EXERCISE REQUIREMENTS
Your task is to print all of the material verbatim.

AVAILABLE RECORDS
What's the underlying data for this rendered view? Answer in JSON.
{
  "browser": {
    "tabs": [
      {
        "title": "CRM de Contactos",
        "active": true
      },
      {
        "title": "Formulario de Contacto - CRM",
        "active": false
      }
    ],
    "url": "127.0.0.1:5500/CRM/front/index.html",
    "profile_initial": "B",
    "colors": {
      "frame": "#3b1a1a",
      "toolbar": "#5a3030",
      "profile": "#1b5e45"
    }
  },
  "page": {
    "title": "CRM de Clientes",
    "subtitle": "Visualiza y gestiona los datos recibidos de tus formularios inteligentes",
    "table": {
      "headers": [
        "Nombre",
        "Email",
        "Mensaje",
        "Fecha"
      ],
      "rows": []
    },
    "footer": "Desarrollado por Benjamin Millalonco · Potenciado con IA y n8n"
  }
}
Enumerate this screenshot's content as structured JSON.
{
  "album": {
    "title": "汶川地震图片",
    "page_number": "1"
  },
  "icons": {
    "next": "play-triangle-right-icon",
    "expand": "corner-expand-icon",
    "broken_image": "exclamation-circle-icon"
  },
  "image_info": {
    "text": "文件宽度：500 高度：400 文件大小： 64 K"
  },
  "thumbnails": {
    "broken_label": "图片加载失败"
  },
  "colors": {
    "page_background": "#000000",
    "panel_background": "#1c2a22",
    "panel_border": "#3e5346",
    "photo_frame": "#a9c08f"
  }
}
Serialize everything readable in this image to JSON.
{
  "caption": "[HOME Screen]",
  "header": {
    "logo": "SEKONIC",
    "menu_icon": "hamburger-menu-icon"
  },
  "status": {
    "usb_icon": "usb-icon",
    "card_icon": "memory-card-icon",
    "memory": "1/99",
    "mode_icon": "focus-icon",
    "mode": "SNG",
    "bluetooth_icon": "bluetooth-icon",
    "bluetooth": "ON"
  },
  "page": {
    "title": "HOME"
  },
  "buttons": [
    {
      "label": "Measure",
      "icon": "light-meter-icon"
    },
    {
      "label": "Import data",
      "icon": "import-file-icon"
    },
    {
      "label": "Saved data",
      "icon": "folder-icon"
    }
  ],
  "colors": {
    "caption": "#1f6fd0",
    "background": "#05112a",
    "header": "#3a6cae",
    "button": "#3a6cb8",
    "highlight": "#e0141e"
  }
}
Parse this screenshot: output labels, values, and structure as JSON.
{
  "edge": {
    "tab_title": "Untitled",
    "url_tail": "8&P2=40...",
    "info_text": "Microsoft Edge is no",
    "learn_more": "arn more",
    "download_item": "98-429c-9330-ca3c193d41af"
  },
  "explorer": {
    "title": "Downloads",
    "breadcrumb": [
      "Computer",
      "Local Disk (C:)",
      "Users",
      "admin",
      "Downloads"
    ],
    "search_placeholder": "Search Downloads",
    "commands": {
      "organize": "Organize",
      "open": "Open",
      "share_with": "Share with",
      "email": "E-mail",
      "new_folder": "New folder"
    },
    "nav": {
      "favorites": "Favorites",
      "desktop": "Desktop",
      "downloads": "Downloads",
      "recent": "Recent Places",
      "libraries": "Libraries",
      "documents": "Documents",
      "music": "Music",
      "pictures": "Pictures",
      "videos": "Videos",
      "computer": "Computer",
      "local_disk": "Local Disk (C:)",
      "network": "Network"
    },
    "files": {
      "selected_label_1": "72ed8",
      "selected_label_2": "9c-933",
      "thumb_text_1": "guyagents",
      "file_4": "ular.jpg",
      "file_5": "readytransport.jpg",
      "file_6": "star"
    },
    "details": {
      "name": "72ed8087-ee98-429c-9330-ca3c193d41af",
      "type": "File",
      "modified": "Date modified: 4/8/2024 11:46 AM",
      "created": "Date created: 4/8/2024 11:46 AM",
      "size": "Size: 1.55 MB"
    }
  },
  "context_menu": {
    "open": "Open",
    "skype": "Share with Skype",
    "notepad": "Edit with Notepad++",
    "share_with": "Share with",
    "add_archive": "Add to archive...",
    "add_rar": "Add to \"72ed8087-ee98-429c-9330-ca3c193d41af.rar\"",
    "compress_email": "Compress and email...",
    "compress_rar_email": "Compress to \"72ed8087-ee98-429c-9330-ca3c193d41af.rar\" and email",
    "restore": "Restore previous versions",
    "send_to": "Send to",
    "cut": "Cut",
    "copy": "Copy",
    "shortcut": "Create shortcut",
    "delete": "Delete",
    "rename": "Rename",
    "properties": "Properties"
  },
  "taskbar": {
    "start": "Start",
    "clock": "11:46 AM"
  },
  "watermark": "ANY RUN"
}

COMPLETE ANSWER
What's the underlying data for this rendered view? Answer in JSON.
{
  "browser": {
    "tabs": [
      {
        "title": "CRM de Contactos",
        "active": true
      },
      {
        "title": "Formulario de Contacto - CRM",
        "active": false
      }
    ],
    "url": "127.0.0.1:5500/CRM/front/index.html",
    "profile_initial": "B",
    "colors": {
      "frame": "#3b1a1a",
      "toolbar": "#5a3030",
      "profile": "#1b5e45"
    }
  },
  "page": {
    "title": "CRM de Clientes",
    "subtitle": "Visualiza y gestiona los datos recibidos de tus formularios inteligentes",
    "table": {
      "headers": [
        "Nombre",
        "Email",
        "Mensaje",
        "Fecha"
      ],
      "rows": []
    },
    "footer": "Desarrollado por Benjamin Millalonco · Potenciado con IA y n8n"
  }
}
Enumerate this screenshot's content as structured JSON.
{
  "album": {
    "title": "汶川地震图片",
    "page_number": "1"
  },
  "icons": {
    "next": "play-triangle-right-icon",
    "expand": "corner-expand-icon",
    "broken_image": "exclamation-circle-icon"
  },
  "image_info": {
    "text": "文件宽度：500 高度：400 文件大小： 64 K"
  },
  "thumbnails": {
    "broken_label": "图片加载失败"
  },
  "colors": {
    "page_background": "#000000",
    "panel_background": "#1c2a22",
    "panel_border": "#3e5346",
    "photo_frame": "#a9c08f"
  }
}
Serialize everything readable in this image to JSON.
{
  "caption": "[HOME Screen]",
  "header": {
    "logo": "SEKONIC",
    "menu_icon": "hamburger-menu-icon"
  },
  "status": {
    "usb_icon": "usb-icon",
    "card_icon": "memory-card-icon",
    "memory": "1/99",
    "mode_icon": "focus-icon",
    "mode": "SNG",
    "bluetooth_icon": "bluetooth-icon",
    "bluetooth": "ON"
  },
  "page": {
    "title": "HOME"
  },
  "buttons": [
    {
      "label": "Measure",
      "icon": "light-meter-icon"
    },
    {
      "label": "Import data",
      "icon": "import-file-icon"
    },
    {
      "label": "Saved data",
      "icon": "folder-icon"
    }
  ],
  "colors": {
    "caption": "#1f6fd0",
    "background": "#05112a",
    "header": "#3a6cae",
    "button": "#3a6cb8",
    "highlight": "#e0141e"
  }
}
Parse this screenshot: output labels, values, and structure as JSON.
{
  "edge": {
    "tab_title": "Untitled",
    "url_tail": "8&P2=40...",
    "info_text": "Microsoft Edge is no",
    "learn_more": "arn more",
    "download_item": "98-429c-9330-ca3c193d41af"
  },
  "explorer": {
    "title": "Downloads",
    "breadcrumb": [
      "Computer",
      "Local Disk (C:)",
      "Users",
      "admin",
      "Downloads"
    ],
    "search_placeholder": "Search Downloads",
    "commands": {
      "organize": "Organize",
      "open": "Open",
      "share_with": "Share with",
      "email": "E-mail",
      "new_folder": "New folder"
    },
    "nav": {
      "favorites": "Favorites",
      "desktop": "Desktop",
      "downloads": "Downloads",
      "recent": "Recent Places",
      "libraries": "Libraries",
      "documents": "Documents",
      "music": "Music",
      "pictures": "Pictures",
      "videos": "Videos",
      "computer": "Computer",
      "local_disk": "Local Disk (C:)",
      "network": "Network"
    },
    "files": {
      "selected_label_1": "72ed8",
      "selected_label_2": "9c-933",
      "thumb_text_1": "guyagents",
      "file_4": "ular.jpg",
      "file_5": "readytransport.jpg",
      "file_6": "star"
    },
    "details": {
      "name": "72ed8087-ee98-429c-9330-ca3c193d41af",
      "type": "File",
      "modified": "Date modified: 4/8/2024 11:46 AM",
      "created": "Date created: 4/8/2024 11:46 AM",
      "size": "Size: 1.55 MB"
    }
  },
  "context_menu": {
    "open": "Open",
    "skype": "Share with Skype",
    "notepad": "Edit with Notepad++",
    "share_with": "Share with",
    "add_archive": "Add to archive...",
    "add_rar": "Add to \"72ed8087-ee98-429c-9330-ca3c193d41af.rar\"",
    "compress_email": "Compress and email...",
    "compress_rar_email": "Compress to \"72ed8087-ee98-429c-9330-ca3c193d41af.rar\" and email",
    "restore": "Restore previous versions",
    "send_to": "Send to",
    "cut": "Cut",
    "copy": "Copy",
    "shortcut": "Create shortcut",
    "delete": "Delete",
    "rename": "Rename",
    "properties": "Properties"
  },
  "taskbar": {
    "start": "Start",
    "clock": "11:46 AM"
  },
  "watermark": "ANY RUN"
}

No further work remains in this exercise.